Stored records

## BEGIN

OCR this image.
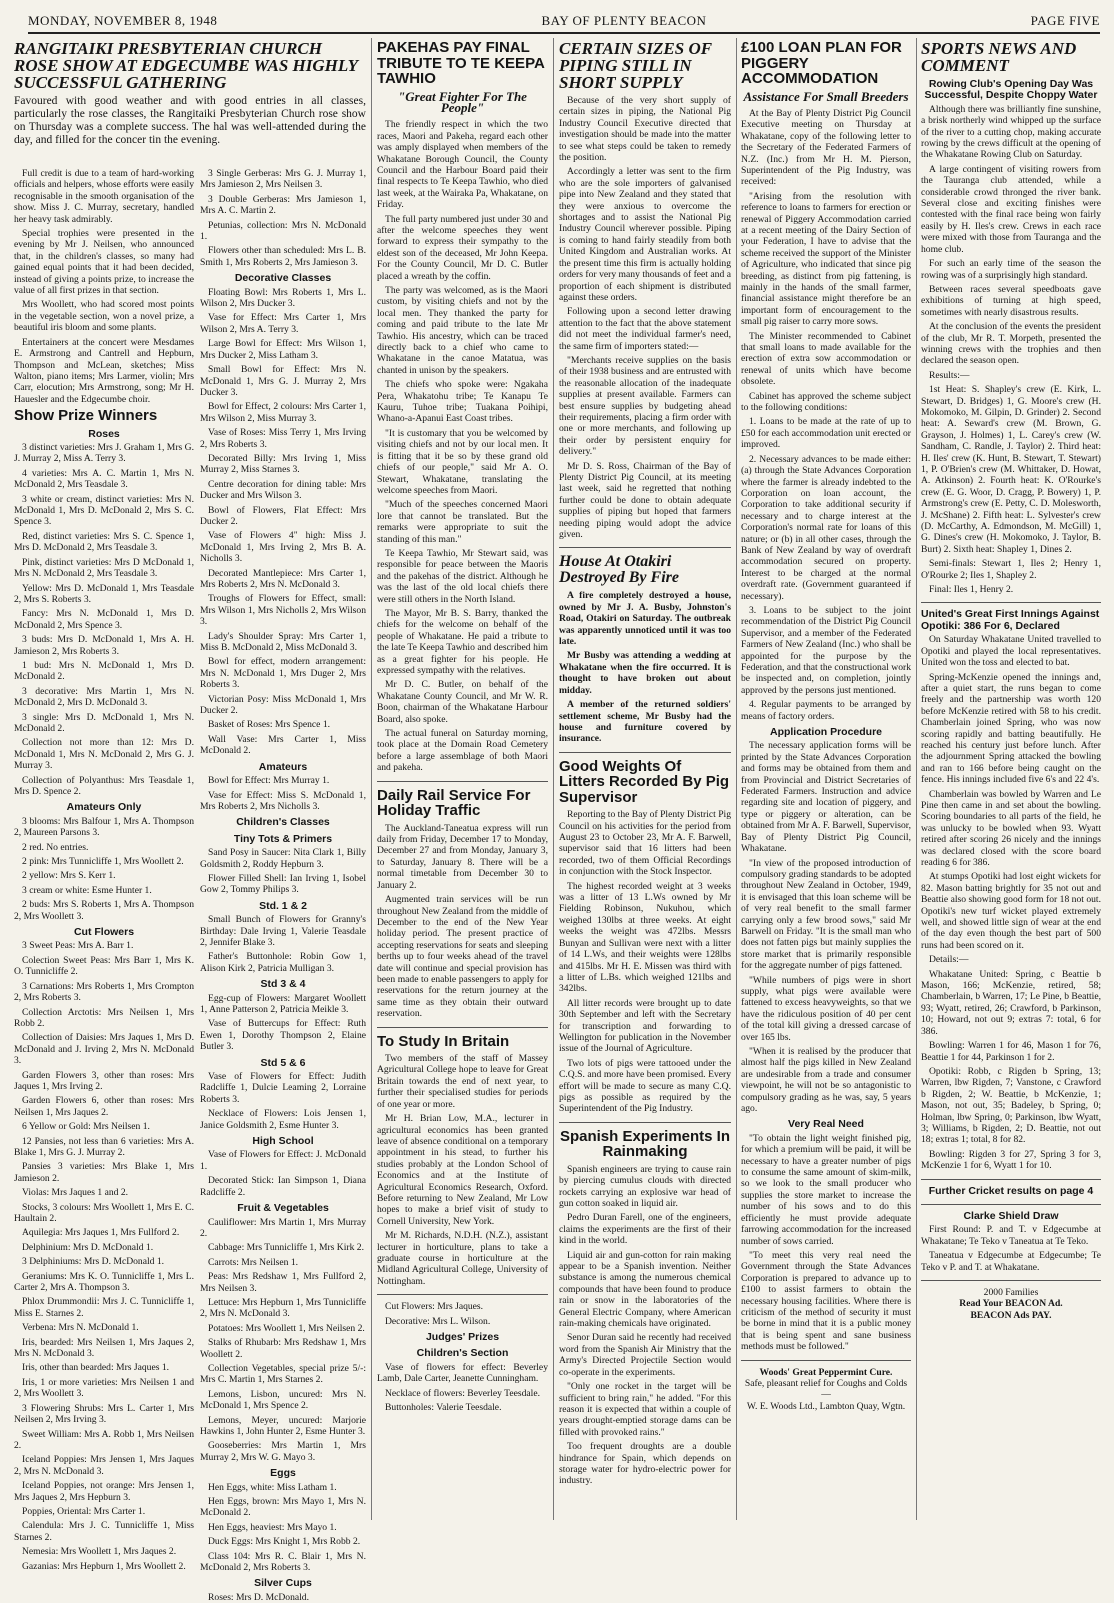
MONDAY, NOVEMBER 8, 1948	BAY OF PLENTY BEACON	PAGE FIVE
RANGITAIKI PRESBYTERIAN CHURCH ROSE SHOW AT EDGECUMBE WAS HIGHLY SUCCESSFUL GATHERING
Favoured with good weather and with good entries in all classes, particularly the rose classes, the Rangitaiki Presbyterian Church rose show on Thursday was a complete success. The hal was well-attended during the day, and filled for the concer tin the evening.

Full credit is due to a team of hard-working officials and helpers, whose efforts were easily recognisable in the smooth organisation of the show. Miss J. C. Murray, secretary, handled her heavy task admirably.

Special trophies were presented in the evening by Mr J. Neilsen, who announced that, in the children's classes, so many had gained equal points that it had been decided, instead of giving a points prize, to increase the value of all first prizes in that section.

Mrs Woollett, who had scored most points in the vegetable section, won a novel prize, a beautiful iris bloom and some plants.

Entertainers at the concert were Mesdames E. Armstrong and Cantrell and Hepburn, Thompson and McLean, sketches; Miss Walton, piano items; Mrs Larmer, violin; Mrs Carr, elocution; Mrs Armstrong, song; Mr H. Hauesler and the Edgecumbe choir.

Show Prize Winners
Roses

3 distinct varieties: Mrs J. Graham 1, Mrs G. J. Murray 2, Miss A. Terry 3.

4 varieties: Mrs A. C. Martin 1, Mrs N. McDonald 2, Mrs Teasdale 3.

3 white or cream, distinct varieties: Mrs N. McDonald 1, Mrs D. McDonald 2, Mrs S. C. Spence 3.

Red, distinct varieties: Mrs S. C. Spence 1, Mrs D. McDonald 2, Mrs Teasdale 3.

Pink, distinct varieties: Mrs D McDonald 1, Mrs N. McDonald 2, Mrs Teasdale 3.

Yellow: Mrs D. McDonald 1, Mrs Teasdale 2, Mrs S. Roberts 3.

Fancy: Mrs N. McDonald 1, Mrs D. McDonald 2, Mrs Spence 3.

3 buds: Mrs D. McDonald 1, Mrs A. H. Jamieson 2, Mrs Roberts 3.

1 bud: Mrs N. McDonald 1, Mrs D. McDonald 2.

3 decorative: Mrs Martin 1, Mrs N. McDonald 2, Mrs D. McDonald 3.

3 single: Mrs D. McDonald 1, Mrs N. McDonald 2.

Collection not more than 12: Mrs D. McDonald 1, Mrs N. McDonald 2, Mrs G. J. Murray 3.

Collection of Polyanthus: Mrs Teasdale 1, Mrs D. Spence 2.

Amateurs Only

3 blooms: Mrs Balfour 1, Mrs A. Thompson 2, Maureen Parsons 3.

2 red. No entries.

2 pink: Mrs Tunnicliffe 1, Mrs Woollett 2.

2 yellow: Mrs S. Kerr 1.

3 cream or white: Esme Hunter 1.

2 buds: Mrs S. Roberts 1, Mrs A. Thompson 2, Mrs Woollett 3.

Cut Flowers

3 Sweet Peas: Mrs A. Barr 1.

Colection Sweet Peas: Mrs Barr 1, Mrs K. O. Tunnicliffe 2.

3 Carnations: Mrs Roberts 1, Mrs Crompton 2, Mrs Roberts 3.

Collection Arctotis: Mrs Neilsen 1, Mrs Robb 2.

Collection of Daisies: Mrs Jaques 1, Mrs D. McDonald and J. Irving 2, Mrs N. McDonald 3.

Garden Flowers 3, other than roses: Mrs Jaques 1, Mrs Irving 2.

Garden Flowers 6, other than roses: Mrs Neilsen 1, Mrs Jaques 2.

6 Yellow or Gold: Mrs Neilsen 1.

12 Pansies, not less than 6 varieties: Mrs A. Blake 1, Mrs G. J. Murray 2.

Pansies 3 varieties: Mrs Blake 1, Mrs Jamieson 2.

Violas: Mrs Jaques 1 and 2.

Stocks, 3 colours: Mrs Woollett 1, Mrs E. C. Haultain 2.

Aquilegia: Mrs Jaques 1, Mrs Fullford 2.

Delphinium: Mrs D. McDonald 1.

3 Delphiniums: Mrs D. McDonald 1.

Geraniums: Mrs K. O. Tunnicliffe 1, Mrs L. Carter 2, Mrs A. Thompson 3.

Phlox Drummondii: Mrs J. C. Tunnicliffe 1, Miss E. Starnes 2.

Verbena: Mrs N. McDonald 1.

Iris, bearded: Mrs Neilsen 1, Mrs Jaques 2, Mrs N. McDonald 3.

Iris, other than bearded: Mrs Jaques 1.

Iris, 1 or more varieties: Mrs Neilsen 1 and 2, Mrs Woollett 3.

3 Flowering Shrubs: Mrs L. Carter 1, Mrs Neilsen 2, Mrs Irving 3.

Sweet William: Mrs A. Robb 1, Mrs Neilsen 2.

Iceland Poppies: Mrs Jensen 1, Mrs Jaques 2, Mrs N. McDonald 3.

Iceland Poppies, not orange: Mrs Jensen 1, Mrs Jaques 2, Mrs Hepburn 3.

Poppies, Oriental: Mrs Carter 1.

Calendula: Mrs J. C. Tunnicliffe 1, Miss Starnes 2.

Nemesia: Mrs Woollett 1, Mrs Jaques 2.

Gazanias: Mrs Hepburn 1, Mrs Woollett 2.

3 Single Gerberas: Mrs G. J. Murray 1, Mrs Jamieson 2, Mrs Neilsen 3.

3 Double Gerberas: Mrs Jamieson 1, Mrs A. C. Martin 2.

Petunias, collection: Mrs N. McDonald 1.

Flowers other than scheduled: Mrs L. B. Smith 1, Mrs Roberts 2, Mrs Jamieson 3.

Decorative Classes

Floating Bowl: Mrs Roberts 1, Mrs L. Wilson 2, Mrs Ducker 3.

Vase for Effect: Mrs Carter 1, Mrs Wilson 2, Mrs A. Terry 3.

Large Bowl for Effect: Mrs Wilson 1, Mrs Ducker 2, Miss Latham 3.

Small Bowl for Effect: Mrs N. McDonald 1, Mrs G. J. Murray 2, Mrs Ducker 3.

Bowl for Effect, 2 colours: Mrs Carter 1, Mrs Wilson 2, Miss Murray 3.

Vase of Roses: Miss Terry 1, Mrs Irving 2, Mrs Roberts 3.

Decorated Billy: Mrs Irving 1, Miss Murray 2, Miss Starnes 3.

Centre decoration for dining table: Mrs Ducker and Mrs Wilson 3.

Bowl of Flowers, Flat Effect: Mrs Ducker 2.

Vase of Flowers 4" high: Miss J. McDonald 1, Mrs Irving 2, Mrs B. A. Nicholls 3.

Decorated Mantlepiece: Mrs Carter 1, Mrs Roberts 2, Mrs N. McDonald 3.

Troughs of Flowers for Effect, small: Mrs Wilson 1, Mrs Nicholls 2, Mrs Wilson 3.

Lady's Shoulder Spray: Mrs Carter 1, Miss B. McDonald 2, Miss McDonald 3.

Bowl for effect, modern arrangement: Mrs N. McDonald 1, Mrs Duger 2, Mrs Roberts 3.

Victorian Posy: Miss McDonald 1, Mrs Ducker 2.

Basket of Roses: Mrs Spence 1.

Wall Vase: Mrs Carter 1, Miss McDonald 2.

Amateurs

Bowl for Effect: Mrs Murray 1.

Vase for Effect: Miss S. McDonald 1, Mrs Roberts 2, Mrs Nicholls 3.

Children's Classes
Tiny Tots & Primers

Sand Posy in Saucer: Nita Clark 1, Billy Goldsmith 2, Roddy Hepburn 3.

Flower Filled Shell: Ian Irving 1, Isobel Gow 2, Tommy Philips 3.

Std. 1 & 2

Small Bunch of Flowers for Granny's Birthday: Dale Irving 1, Valerie Teasdale 2, Jennifer Blake 3.

Father's Buttonhole: Robin Gow 1, Alison Kirk 2, Patricia Mulligan 3.

Std 3 & 4

Egg-cup of Flowers: Margaret Woollett 1, Anne Patterson 2, Patricia Meikle 3.

Vase of Buttercups for Effect: Ruth Ewen 1, Dorothy Thompson 2, Elaine Butler 3.

Std 5 & 6

Vase of Flowers for Effect: Judith Radcliffe 1, Dulcie Leaming 2, Lorraine Roberts 3.

Necklace of Flowers: Lois Jensen 1, Janice Goldsmith 2, Esme Hunter 3.

High School

Vase of Flowers for Effect: J. McDonald 1.

Decorated Stick: Ian Simpson 1, Diana Radcliffe 2.

Fruit & Vegetables

Cauliflower: Mrs Martin 1, Mrs Murray 2.

Cabbage: Mrs Tunnicliffe 1, Mrs Kirk 2.

Carrots: Mrs Neilsen 1.

Peas: Mrs Redshaw 1, Mrs Fullford 2, Mrs Neilsen 3.

Lettuce: Mrs Hepburn 1, Mrs Tunnicliffe 2, Mrs N. McDonald 3.

Potatoes: Mrs Woollett 1, Mrs Neilsen 2.

Stalks of Rhubarb: Mrs Redshaw 1, Mrs Woollett 2.

Collection Vegetables, special prize 5/-: Mrs C. Martin 1, Mrs Starnes 2.

Lemons, Lisbon, uncured: Mrs N. McDonald 1, Mrs Spence 2.

Lemons, Meyer, uncured: Marjorie Hawkins 1, John Hunter 2, Esme Hunter 3.

Gooseberries: Mrs Martin 1, Mrs Murray 2, Mrs W. G. Mayo 3.

Eggs

Hen Eggs, white: Miss Latham 1.

Hen Eggs, brown: Mrs Mayo 1, Mrs N. McDonald 2.

Hen Eggs, heaviest: Mrs Mayo 1.

Duck Eggs: Mrs Knight 1, Mrs Robb 2.

Class 104: Mrs R. C. Blair 1, Mrs N. McDonald 2, Mrs Roberts 3.

Silver Cups

Roses: Mrs D. McDonald.

PAKEHAS PAY FINAL TRIBUTE TO TE KEEPA TAWHIO
"Great Fighter For The People"

The friendly respect in which the two races, Maori and Pakeha, regard each other was amply displayed when members of the Whakatane Borough Council, the County Council and the Harbour Board paid their final respects to Te Keepa Tawhio, who died last week, at the Wairaka Pa, Whakatane, on Friday.

The full party numbered just under 30 and after the welcome speeches they went forward to express their sympathy to the eldest son of the deceased, Mr John Keepa. For the County Council, Mr D. C. Butler placed a wreath by the coffin.

The party was welcomed, as is the Maori custom, by visiting chiefs and not by the local men. They thanked the party for coming and paid tribute to the late Mr Tawhio. His ancestry, which can be traced directly back to a chief who came to Whakatane in the canoe Matatua, was chanted in unison by the speakers.

The chiefs who spoke were: Ngakaha Pera, Whakatohu tribe; Te Kanapu Te Kauru, Tuhoe tribe; Tuakana Poihipi, Whano-a-Apanui East Coast tribes.

"It is customary that you be welcomed by visiting chiefs and not by our local men. It is fitting that it be so by these grand old chiefs of our people," said Mr A. O. Stewart, Whakatane, translating the welcome speeches from Maori.

"Much of the speeches concerned Maori lore that cannot be translated. But the remarks were appropriate to suit the standing of this man."

Te Keepa Tawhio, Mr Stewart said, was responsible for peace between the Maoris and the pakehas of the district. Although he was the last of the old local chiefs there were still others in the North Island.

The Mayor, Mr B. S. Barry, thanked the chiefs for the welcome on behalf of the people of Whakatane. He paid a tribute to the late Te Keepa Tawhio and described him as a great fighter for his people. He expressed sympathy with the relatives.

Mr D. C. Butler, on behalf of the Whakatane County Council, and Mr W. R. Boon, chairman of the Whakatane Harbour Board, also spoke.

The actual funeral on Saturday morning, took place at the Domain Road Cemetery before a large assemblage of both Maori and pakeha.

Daily Rail Service For Holiday Traffic

The Auckland-Taneatua express will run daily from Friday, December 17 to Monday, December 27 and from Monday, January 3, to Saturday, January 8. There will be a normal timetable from December 30 to January 2.

Augmented train services will be run throughout New Zealand from the middle of December to the end of the New Year holiday period. The present practice of accepting reservations for seats and sleeping berths up to four weeks ahead of the travel date will continue and special provision has been made to enable passengers to apply for reservations for the return journey at the same time as they obtain their outward reservation.

To Study In Britain

Two members of the staff of Massey Agricultural College hope to leave for Great Britain towards the end of next year, to further their specialised studies for periods of one year or more.

Mr H. Brian Low, M.A., lecturer in agricultural economics has been granted leave of absence conditional on a temporary appointment in his stead, to further his studies probably at the London School of Economics and at the Institute of Agricultural Economics Research, Oxford. Before returning to New Zealand, Mr Low hopes to make a brief visit of study to Cornell University, New York.

Mr M. Richards, N.D.H. (N.Z.), assistant lecturer in horticulture, plans to take a graduate course in horticulture at the Midland Agricultural College, University of Nottingham.

Cut Flowers: Mrs Jaques.

Decorative: Mrs L. Wilson.

Judges' Prizes
Children's Section

Vase of flowers for effect: Beverley Lamb, Dale Carter, Jeanette Cunningham.

Necklace of flowers: Beverley Teesdale.

Buttonholes: Valerie Teesdale.

CERTAIN SIZES OF PIPING STILL IN SHORT SUPPLY

Because of the very short supply of certain sizes in piping, the National Pig Industry Council Executive directed that investigation should be made into the matter to see what steps could be taken to remedy the position.

Accordingly a letter was sent to the firm who are the sole importers of galvanised pipe into New Zealand and they stated that they were anxious to overcome the shortages and to assist the National Pig Industry Council wherever possible. Piping is coming to hand fairly steadily from both United Kingdom and Australian works. At the present time this firm is actually holding orders for very many thousands of feet and a proportion of each shipment is distributed against these orders.

Following upon a second letter drawing attention to the fact that the above statement did not meet the individual farmer's need, the same firm of importers stated:—

"Merchants receive supplies on the basis of their 1938 business and are entrusted with the reasonable allocation of the inadequate supplies at present available. Farmers can best ensure supplies by budgeting ahead their requirements, placing a firm order with one or more merchants, and following up their order by persistent enquiry for delivery."

Mr D. S. Ross, Chairman of the Bay of Plenty District Pig Council, at its meeting last week, said he regretted that nothing further could be done to obtain adequate supplies of piping but hoped that farmers needing piping would adopt the advice given.

House At Otakiri Destroyed By Fire

A fire completely destroyed a house, owned by Mr J. A. Busby, Johnston's Road, Otakiri on Saturday. The outbreak was apparently unnoticed until it was too late.

Mr Busby was attending a wedding at Whakatane when the fire occurred. It is thought to have broken out about midday.

A member of the returned soldiers' settlement scheme, Mr Busby had the house and furniture covered by insurance.

Good Weights Of Litters Recorded By Pig Supervisor

Reporting to the Bay of Plenty District Pig Council on his activities for the period from August 23 to October 23, Mr A. F. Barwell, supervisor said that 16 litters had been recorded, two of them Official Recordings in conjunction with the Stock Inspector.

The highest recorded weight at 3 weeks was a litter of 13 L.Ws owned by Mr Fielding Robinson, Nukuhou, which weighed 130lbs at three weeks. At eight weeks the weight was 472lbs. Messrs Bunyan and Sullivan were next with a litter of 14 L.Ws, and their weights were 128lbs and 415lbs. Mr H. E. Missen was third with a litter of L.Bs. which weighed 121lbs and 342lbs.

All litter records were brought up to date 30th September and left with the Secretary for transcription and forwarding to Wellington for publication in the November issue of the Journal of Agriculture.

Two lots of pigs were tattooed under the C.Q.S. and more have been promised. Every effort will be made to secure as many C.Q. pigs as possible as required by the Superintendent of the Pig Industry.

Spanish Experiments In Rainmaking

Spanish engineers are trying to cause rain by piercing cumulus clouds with directed rockets carrying an explosive war head of gun cotton soaked in liquid air.

Pedro Duran Farell, one of the engineers, claims the experiments are the first of their kind in the world.

Liquid air and gun-cotton for rain making appear to be a Spanish invention. Neither substance is among the numerous chemical compounds that have been found to produce rain or snow in the laboratories of the General Electric Company, where American rain-making chemicals have originated.

Senor Duran said he recently had received word from the Spanish Air Ministry that the Army's Directed Projectile Section would co-operate in the experiments.

"Only one rocket in the target will be sufficient to bring rain," he added. "For this reason it is expected that within a couple of years drought-emptied storage dams can be filled with provoked rains."

Too frequent droughts are a double hindrance for Spain, which depends on storage water for hydro-electric power for industry.

£100 LOAN PLAN FOR PIGGERY ACCOMMODATION
Assistance For Small Breeders

At the Bay of Plenty District Pig Council Executive meeting on Thursday at Whakatane, copy of the following letter to the Secretary of the Federated Farmers of N.Z. (Inc.) from Mr H. M. Pierson, Superintendent of the Pig Industry, was received:

"Arising from the resolution with reference to loans to farmers for erection or renewal of Piggery Accommodation carried at a recent meeting of the Dairy Section of your Federation, I have to advise that the scheme received the support of the Minister of Agriculture, who indicated that since pig breeding, as distinct from pig fattening, is mainly in the hands of the small farmer, financial assistance might therefore be an important form of encouragement to the small pig raiser to carry more sows.

The Minister recommended to Cabinet that small loans to made available for the erection of extra sow accommodation or renewal of units which have become obsolete.

Cabinet has approved the scheme subject to the following conditions:

1. Loans to be made at the rate of up to £50 for each accommodation unit erected or improved.

2. Necessary advances to be made either: (a) through the State Advances Corporation where the farmer is already indebted to the Corporation on loan account, the Corporation to take additional security if necessary and to charge interest at the Corporation's normal rate for loans of this nature; or (b) in all other cases, through the Bank of New Zealand by way of overdraft accommodation secured on property. Interest to be charged at the normal overdraft rate. (Government guaranteed if necessary).

3. Loans to be subject to the joint recommendation of the District Pig Council Supervisor, and a member of the Federated Farmers of New Zealand (Inc.) who shall be appointed for the purpose by the Federation, and that the constructional work be inspected and, on completion, jointly approved by the persons just mentioned.

4. Regular payments to be arranged by means of factory orders.

Application Procedure

The necessary application forms will be printed by the State Advances Corporation and forms may be obtained from them and from Provincial and District Secretaries of Federated Farmers. Instruction and advice regarding site and location of piggery, and type or piggery or alteration, can be obtained from Mr A. F. Barwell, Supervisor, Bay of Plenty District Pig Council, Whakatane.

"In view of the proposed introduction of compulsory grading standards to be adopted throughout New Zealand in October, 1949, it is envisaged that this loan scheme will be of very real benefit to the small farmer carrying only a few brood sows," said Mr Barwell on Friday. "It is the small man who does not fatten pigs but mainly supplies the store market that is primarily responsible for the aggregate number of pigs fattened.

"While numbers of pigs were in short supply, what pigs were available were fattened to excess heavyweights, so that we have the ridiculous position of 40 per cent of the total kill giving a dressed carcase of over 165 lbs.

"When it is realised by the producer that almost half the pigs killed in New Zealand are undesirable from a trade and consumer viewpoint, he will not be so antagonistic to compulsory grading as he was, say, 5 years ago.

Very Real Need

"To obtain the light weight finished pig, for which a premium will be paid, it will be necessary to have a greater number of pigs to consume the same amount of skim-milk, so we look to the small producer who supplies the store market to increase the number of his sows and to do this efficiently he must provide adequate farrowing accommodation for the increased number of sows carried.

"To meet this very real need the Government through the State Advances Corporation is prepared to advance up to £100 to assist farmers to obtain the necessary housing facilities. Where there is criticism of the method of security it must be borne in mind that it is a public money that is being spent and sane business methods must be followed."

Woods' Great Peppermint Cure.
Safe, pleasant relief for Coughs and Colds—
W. E. Woods Ltd., Lambton Quay, Wgtn.
SPORTS NEWS AND COMMENT
Rowing Club's Opening Day Was Successful, Despite Choppy Water

Although there was brilliantly fine sunshine, a brisk northerly wind whipped up the surface of the river to a cutting chop, making accurate rowing by the crews difficult at the opening of the Whakatane Rowing Club on Saturday.

A large contingent of visiting rowers from the Tauranga club attended, while a considerable crowd thronged the river bank. Several close and exciting finishes were contested with the final race being won fairly easily by H. Iles's crew. Crews in each race were mixed with those from Tauranga and the home club.

For such an early time of the season the rowing was of a surprisingly high standard.

Between races several speedboats gave exhibitions of turning at high speed, sometimes with nearly disastrous results.

At the conclusion of the events the president of the club, Mr R. T. Morpeth, presented the winning crews with the trophies and then declared the season open.

Results:—

1st Heat: S. Shapley's crew (E. Kirk, L. Stewart, D. Bridges) 1, G. Moore's crew (H. Mokomoko, M. Gilpin, D. Grinder) 2. Second heat: A. Seward's crew (M. Brown, G. Grayson, J. Holmes) 1, L. Carey's crew (W. Sandham, C. Randle, J. Taylor) 2. Third heat: H. Iles' crew (K. Hunt, B. Stewart, T. Stewart) 1, P. O'Brien's crew (M. Whittaker, D. Howat, A. Atkinson) 2. Fourth heat: K. O'Rourke's crew (E. G. Woor, D. Cragg, P. Bowery) 1, P. Armstrong's crew (E. Petty, C. D. Molesworth, J. McShane) 2. Fifth heat: L. Sylvester's crew (D. McCarthy, A. Edmondson, M. McGill) 1, G. Dines's crew (H. Mokomoko, J. Taylor, B. Burt) 2. Sixth heat: Shapley 1, Dines 2.

Semi-finals: Stewart 1, Iles 2; Henry 1, O'Rourke 2; Iles 1, Shapley 2.

Final: Iles 1, Henry 2.

United's Great First Innings Against Opotiki: 386 For 6, Declared

On Saturday Whakatane United travelled to Opotiki and played the local representatives. United won the toss and elected to bat.

Spring-McKenzie opened the innings and, after a quiet start, the runs began to come freely and the partnership was worth 120 before McKenzie retired with 58 to his credit. Chamberlain joined Spring, who was now scoring rapidly and batting beautifully. He reached his century just before lunch. After the adjournment Spring attacked the bowling and ran to 166 before being caught on the fence. His innings included five 6's and 22 4's.

Chamberlain was bowled by Warren and Le Pine then came in and set about the bowling. Scoring boundaries to all parts of the field, he was unlucky to be bowled when 93. Wyatt retired after scoring 26 nicely and the innings was declared closed with the score board reading 6 for 386.

At stumps Opotiki had lost eight wickets for 82. Mason batting brightly for 35 not out and Beattie also showing good form for 18 not out. Opotiki's new turf wicket played extremely well, and showed little sign of wear at the end of the day even though the best part of 500 runs had been scored on it.

Details:—

Whakatane United: Spring, c Beattie b Mason, 166; McKenzie, retired, 58; Chamberlain, b Warren, 17; Le Pine, b Beattie, 93; Wyatt, retired, 26; Crawford, b Parkinson, 10; Howard, not out 9; extras 7: total, 6 for 386.

Bowling: Warren 1 for 46, Mason 1 for 76, Beattie 1 for 44, Parkinson 1 for 2.

Opotiki: Robb, c Rigden b Spring, 13; Warren, lbw Rigden, 7; Vanstone, c Crawford b Rigden, 2; W. Beattie, b McKenzie, 1; Mason, not out, 35; Badeley, b Spring, 0; Holman, lbw Spring, 0; Parkinson, lbw Wyatt, 3; Williams, b Rigden, 2; D. Beattie, not out 18; extras 1; total, 8 for 82.

Bowling: Rigden 3 for 27, Spring 3 for 3, McKenzie 1 for 6, Wyatt 1 for 10.

Further Cricket results on page 4
Clarke Shield Draw

First Round: P. and T. v Edgecumbe at Whakatane; Te Teko v Taneatua at Te Teko.

Taneatua v Edgecumbe at Edgecumbe; Te Teko v P. and T. at Whakatane.

2000 Families
Read Your BEACON Ad.
BEACON Ads PAY.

## END

> Task prompt: Gather each line in the data that holds the string "Peas".

> Task result:
3 Sweet Peas: Mrs A. Barr 1.
Colection Sweet Peas: Mrs Barr 1, Mrs K. O. Tunnicliffe 2.
Peas: Mrs Redshaw 1, Mrs Fullford 2, Mrs Neilsen 3.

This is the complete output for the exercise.